_Do this:_ Repeat each line of the material below exactly as it appears, minus any pictures.

Rows from a figure dataset
(begin)

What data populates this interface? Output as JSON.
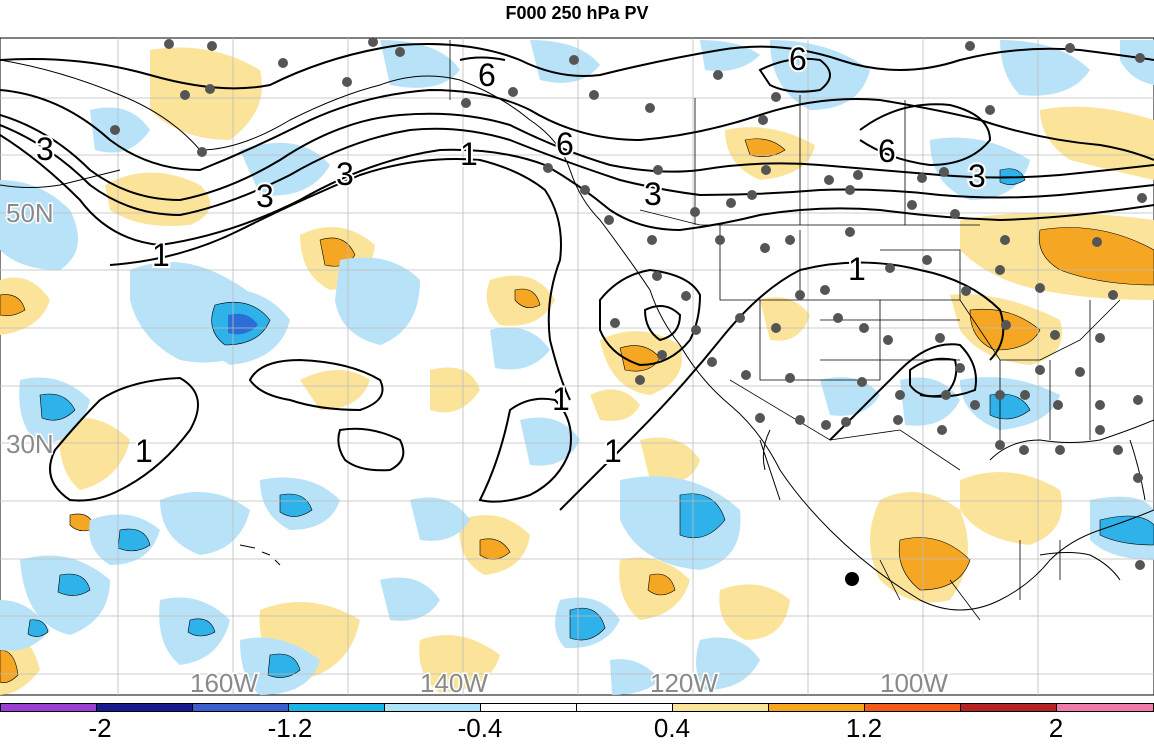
{
  "title": "F000 250 hPa PV",
  "lat_labels": [
    "50N",
    "30N"
  ],
  "lon_labels": [
    "160W",
    "140W",
    "120W",
    "100W"
  ],
  "contour_labels": [
    "6",
    "6",
    "6",
    "6",
    "3",
    "3",
    "3",
    "3",
    "1",
    "1",
    "1",
    "1",
    "1",
    "1"
  ],
  "colorbar": {
    "ticks": [
      "-2",
      "-1.2",
      "-0.4",
      "0.4",
      "1.2",
      "2"
    ],
    "colors": [
      "#9a3fd1",
      "#1a1a8c",
      "#3a5fcd",
      "#19b3e6",
      "#aee2f7",
      "#ffffff",
      "#ffffff",
      "#fbe49a",
      "#f7a51c",
      "#f25a1a",
      "#b52424",
      "#f07aa8"
    ]
  },
  "colors": {
    "positive_light": "#fbe49a",
    "positive_mid": "#f5a623",
    "negative_light": "#b8e2f8",
    "negative_mid": "#2fb2ea",
    "negative_strong": "#2a6ed6",
    "gridline": "#bdbdbd",
    "coast": "#000000",
    "station": "#555555"
  }
}
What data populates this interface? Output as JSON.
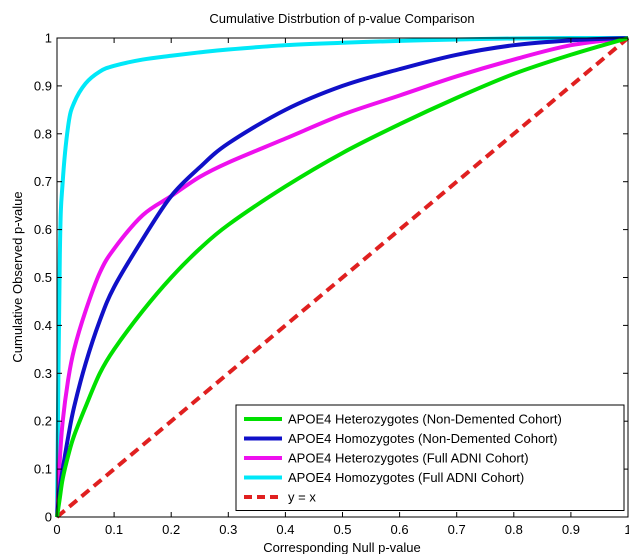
{
  "chart_data": {
    "type": "line",
    "title": "Cumulative Distrbution of p-value Comparison",
    "xlabel": "Corresponding Null p-value",
    "ylabel": "Cumulative Observed p-value",
    "xlim": [
      0,
      1
    ],
    "ylim": [
      0,
      1
    ],
    "xticks": [
      0,
      0.1,
      0.2,
      0.3,
      0.4,
      0.5,
      0.6,
      0.7,
      0.8,
      0.9,
      1
    ],
    "yticks": [
      0,
      0.1,
      0.2,
      0.3,
      0.4,
      0.5,
      0.6,
      0.7,
      0.8,
      0.9,
      1
    ],
    "xtick_labels": [
      "0",
      "0.1",
      "0.2",
      "0.3",
      "0.4",
      "0.5",
      "0.6",
      "0.7",
      "0.8",
      "0.9",
      "1"
    ],
    "ytick_labels": [
      "0",
      "0.1",
      "0.2",
      "0.3",
      "0.4",
      "0.5",
      "0.6",
      "0.7",
      "0.8",
      "0.9",
      "1"
    ],
    "grid": false,
    "legend_position": "bottom-right",
    "x": [
      0,
      0.005,
      0.01,
      0.02,
      0.03,
      0.05,
      0.075,
      0.1,
      0.15,
      0.2,
      0.25,
      0.3,
      0.4,
      0.5,
      0.6,
      0.7,
      0.8,
      0.9,
      1.0
    ],
    "series": [
      {
        "name": "APOE4 Heterozygotes (Non-Demented Cohort)",
        "color": "#00e000",
        "style": "solid",
        "values": [
          0,
          0.04,
          0.08,
          0.13,
          0.17,
          0.23,
          0.3,
          0.35,
          0.43,
          0.5,
          0.56,
          0.61,
          0.69,
          0.76,
          0.82,
          0.875,
          0.925,
          0.965,
          1.0
        ]
      },
      {
        "name": "APOE4 Homozygotes (Non-Demented Cohort)",
        "color": "#1010c8",
        "style": "solid",
        "values": [
          0,
          0.06,
          0.1,
          0.17,
          0.23,
          0.32,
          0.41,
          0.48,
          0.58,
          0.67,
          0.73,
          0.78,
          0.85,
          0.9,
          0.935,
          0.965,
          0.985,
          0.995,
          1.0
        ]
      },
      {
        "name": "APOE4 Heterozygotes (Full ADNI Cohort)",
        "color": "#ee10ee",
        "style": "solid",
        "values": [
          0,
          0.12,
          0.2,
          0.29,
          0.35,
          0.43,
          0.51,
          0.56,
          0.63,
          0.67,
          0.71,
          0.74,
          0.79,
          0.84,
          0.88,
          0.92,
          0.955,
          0.985,
          1.0
        ]
      },
      {
        "name": "APOE4 Homozygotes (Full ADNI Cohort)",
        "color": "#00e8f8",
        "style": "solid",
        "values": [
          0,
          0.55,
          0.7,
          0.82,
          0.865,
          0.905,
          0.93,
          0.942,
          0.955,
          0.963,
          0.97,
          0.976,
          0.985,
          0.99,
          0.994,
          0.997,
          0.999,
          1.0,
          1.0
        ]
      },
      {
        "name": "y = x",
        "color": "#e02020",
        "style": "dashed",
        "values": [
          0,
          0.005,
          0.01,
          0.02,
          0.03,
          0.05,
          0.075,
          0.1,
          0.15,
          0.2,
          0.25,
          0.3,
          0.4,
          0.5,
          0.6,
          0.7,
          0.8,
          0.9,
          1.0
        ]
      }
    ]
  }
}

(end)

_Solution for this exercise:_
What data populates this interface? Output as JSON.
{
  "title": "F000 250 hPa PV",
  "lat_labels": [
    "50N",
    "30N"
  ],
  "lon_labels": [
    "160W",
    "140W",
    "120W",
    "100W"
  ],
  "contour_labels": [
    "6",
    "6",
    "6",
    "6",
    "3",
    "3",
    "3",
    "3",
    "1",
    "1",
    "1",
    "1",
    "1",
    "1"
  ],
  "colorbar": {
    "ticks": [
      "-2",
      "-1.2",
      "-0.4",
      "0.4",
      "1.2",
      "2"
    ],
    "colors": [
      "#9a3fd1",
      "#1a1a8c",
      "#3a5fcd",
      "#19b3e6",
      "#aee2f7",
      "#ffffff",
      "#ffffff",
      "#fbe49a",
      "#f7a51c",
      "#f25a1a",
      "#b52424",
      "#f07aa8"
    ]
  },
  "colors": {
    "positive_light": "#fbe49a",
    "positive_mid": "#f5a623",
    "negative_light": "#b8e2f8",
    "negative_mid": "#2fb2ea",
    "negative_strong": "#2a6ed6",
    "gridline": "#bdbdbd",
    "coast": "#000000",
    "station": "#555555"
  }
}
What data populates this interface? Output as JSON.
{
  "chart_data": {
    "type": "line",
    "title": "Cumulative Distrbution of p-value Comparison",
    "xlabel": "Corresponding Null p-value",
    "ylabel": "Cumulative Observed p-value",
    "xlim": [
      0,
      1
    ],
    "ylim": [
      0,
      1
    ],
    "xticks": [
      0,
      0.1,
      0.2,
      0.3,
      0.4,
      0.5,
      0.6,
      0.7,
      0.8,
      0.9,
      1
    ],
    "yticks": [
      0,
      0.1,
      0.2,
      0.3,
      0.4,
      0.5,
      0.6,
      0.7,
      0.8,
      0.9,
      1
    ],
    "xtick_labels": [
      "0",
      "0.1",
      "0.2",
      "0.3",
      "0.4",
      "0.5",
      "0.6",
      "0.7",
      "0.8",
      "0.9",
      "1"
    ],
    "ytick_labels": [
      "0",
      "0.1",
      "0.2",
      "0.3",
      "0.4",
      "0.5",
      "0.6",
      "0.7",
      "0.8",
      "0.9",
      "1"
    ],
    "grid": false,
    "legend_position": "bottom-right",
    "x": [
      0,
      0.005,
      0.01,
      0.02,
      0.03,
      0.05,
      0.075,
      0.1,
      0.15,
      0.2,
      0.25,
      0.3,
      0.4,
      0.5,
      0.6,
      0.7,
      0.8,
      0.9,
      1.0
    ],
    "series": [
      {
        "name": "APOE4 Heterozygotes (Non-Demented Cohort)",
        "color": "#00e000",
        "style": "solid",
        "values": [
          0,
          0.04,
          0.08,
          0.13,
          0.17,
          0.23,
          0.3,
          0.35,
          0.43,
          0.5,
          0.56,
          0.61,
          0.69,
          0.76,
          0.82,
          0.875,
          0.925,
          0.965,
          1.0
        ]
      },
      {
        "name": "APOE4 Homozygotes (Non-Demented Cohort)",
        "color": "#1010c8",
        "style": "solid",
        "values": [
          0,
          0.06,
          0.1,
          0.17,
          0.23,
          0.32,
          0.41,
          0.48,
          0.58,
          0.67,
          0.73,
          0.78,
          0.85,
          0.9,
          0.935,
          0.965,
          0.985,
          0.995,
          1.0
        ]
      },
      {
        "name": "APOE4 Heterozygotes (Full ADNI Cohort)",
        "color": "#ee10ee",
        "style": "solid",
        "values": [
          0,
          0.12,
          0.2,
          0.29,
          0.35,
          0.43,
          0.51,
          0.56,
          0.63,
          0.67,
          0.71,
          0.74,
          0.79,
          0.84,
          0.88,
          0.92,
          0.955,
          0.985,
          1.0
        ]
      },
      {
        "name": "APOE4 Homozygotes (Full ADNI Cohort)",
        "color": "#00e8f8",
        "style": "solid",
        "values": [
          0,
          0.55,
          0.7,
          0.82,
          0.865,
          0.905,
          0.93,
          0.942,
          0.955,
          0.963,
          0.97,
          0.976,
          0.985,
          0.99,
          0.994,
          0.997,
          0.999,
          1.0,
          1.0
        ]
      },
      {
        "name": "y = x",
        "color": "#e02020",
        "style": "dashed",
        "values": [
          0,
          0.005,
          0.01,
          0.02,
          0.03,
          0.05,
          0.075,
          0.1,
          0.15,
          0.2,
          0.25,
          0.3,
          0.4,
          0.5,
          0.6,
          0.7,
          0.8,
          0.9,
          1.0
        ]
      }
    ]
  }
}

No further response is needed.